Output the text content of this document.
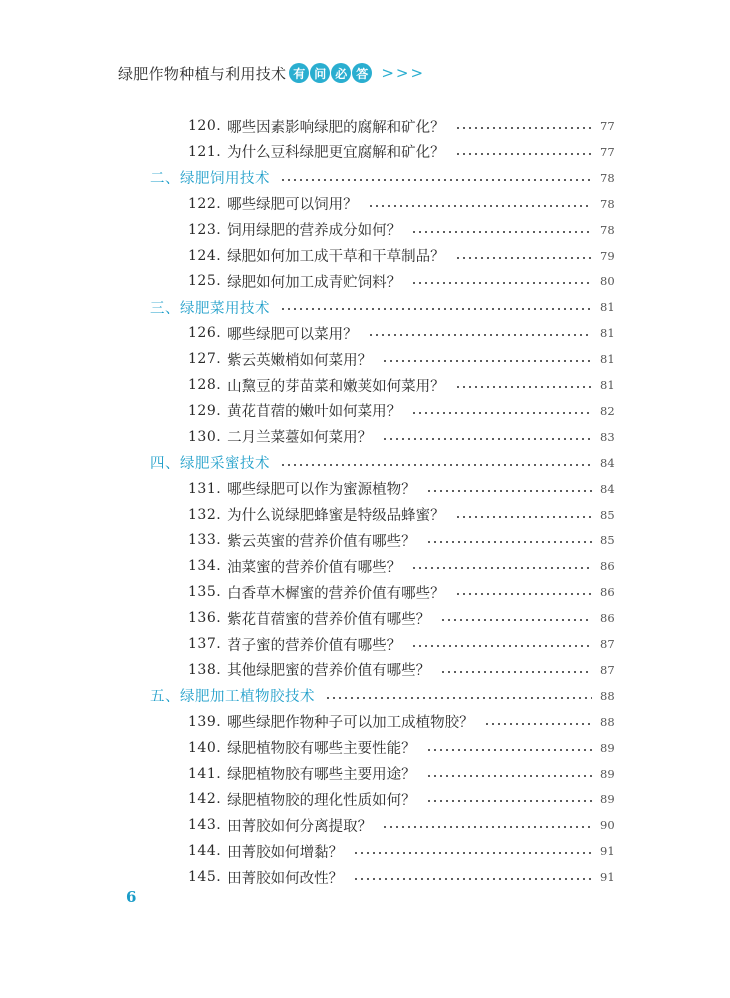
绿肥作物种植与利用技术 有 问 必 答 >>>
120. 哪些因素影响绿肥的腐解和矿化？	77
121. 为什么豆科绿肥更宜腐解和矿化？	77
二、绿肥饲用技术	78
122. 哪些绿肥可以饲用？	78
123. 饲用绿肥的营养成分如何？	78
124. 绿肥如何加工成干草和干草制品？	79
125. 绿肥如何加工成青贮饲料？	80
三、绿肥菜用技术	81
126. 哪些绿肥可以菜用？	81
127. 紫云英嫩梢如何菜用？	81
128. 山黧豆的芽苗菜和嫩荚如何菜用？	81
129. 黄花苜蓿的嫩叶如何菜用？	82
130. 二月兰菜薹如何菜用？	83
四、绿肥采蜜技术	84
131. 哪些绿肥可以作为蜜源植物？	84
132. 为什么说绿肥蜂蜜是特级品蜂蜜？	85
133. 紫云英蜜的营养价值有哪些？	85
134. 油菜蜜的营养价值有哪些？	86
135. 白香草木樨蜜的营养价值有哪些？	86
136. 紫花苜蓿蜜的营养价值有哪些？	86
137. 苕子蜜的营养价值有哪些？	87
138. 其他绿肥蜜的营养价值有哪些？	87
五、绿肥加工植物胶技术	88
139. 哪些绿肥作物种子可以加工成植物胶？	88
140. 绿肥植物胶有哪些主要性能？	89
141. 绿肥植物胶有哪些主要用途？	89
142. 绿肥植物胶的理化性质如何？	89
143. 田菁胶如何分离提取？	90
144. 田菁胶如何增黏？	91
145. 田菁胶如何改性？	91
6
◇ ◇ ◇
Omit any images, then output the listing exactly.

Output the text content of this document.
绿肥作物种植与利用技术 有 问 必 答 >>>
120. 哪些因素影响绿肥的腐解和矿化？	77
121. 为什么豆科绿肥更宜腐解和矿化？	77
二、绿肥饲用技术	78
122. 哪些绿肥可以饲用？	78
123. 饲用绿肥的营养成分如何？	78
124. 绿肥如何加工成干草和干草制品？	79
125. 绿肥如何加工成青贮饲料？	80
三、绿肥菜用技术	81
126. 哪些绿肥可以菜用？	81
127. 紫云英嫩梢如何菜用？	81
128. 山黧豆的芽苗菜和嫩荚如何菜用？	81
129. 黄花苜蓿的嫩叶如何菜用？	82
130. 二月兰菜薹如何菜用？	83
四、绿肥采蜜技术	84
131. 哪些绿肥可以作为蜜源植物？	84
132. 为什么说绿肥蜂蜜是特级品蜂蜜？	85
133. 紫云英蜜的营养价值有哪些？	85
134. 油菜蜜的营养价值有哪些？	86
135. 白香草木樨蜜的营养价值有哪些？	86
136. 紫花苜蓿蜜的营养价值有哪些？	86
137. 苕子蜜的营养价值有哪些？	87
138. 其他绿肥蜜的营养价值有哪些？	87
五、绿肥加工植物胶技术	88
139. 哪些绿肥作物种子可以加工成植物胶？	88
140. 绿肥植物胶有哪些主要性能？	89
141. 绿肥植物胶有哪些主要用途？	89
142. 绿肥植物胶的理化性质如何？	89
143. 田菁胶如何分离提取？	90
144. 田菁胶如何增黏？	91
145. 田菁胶如何改性？	91
6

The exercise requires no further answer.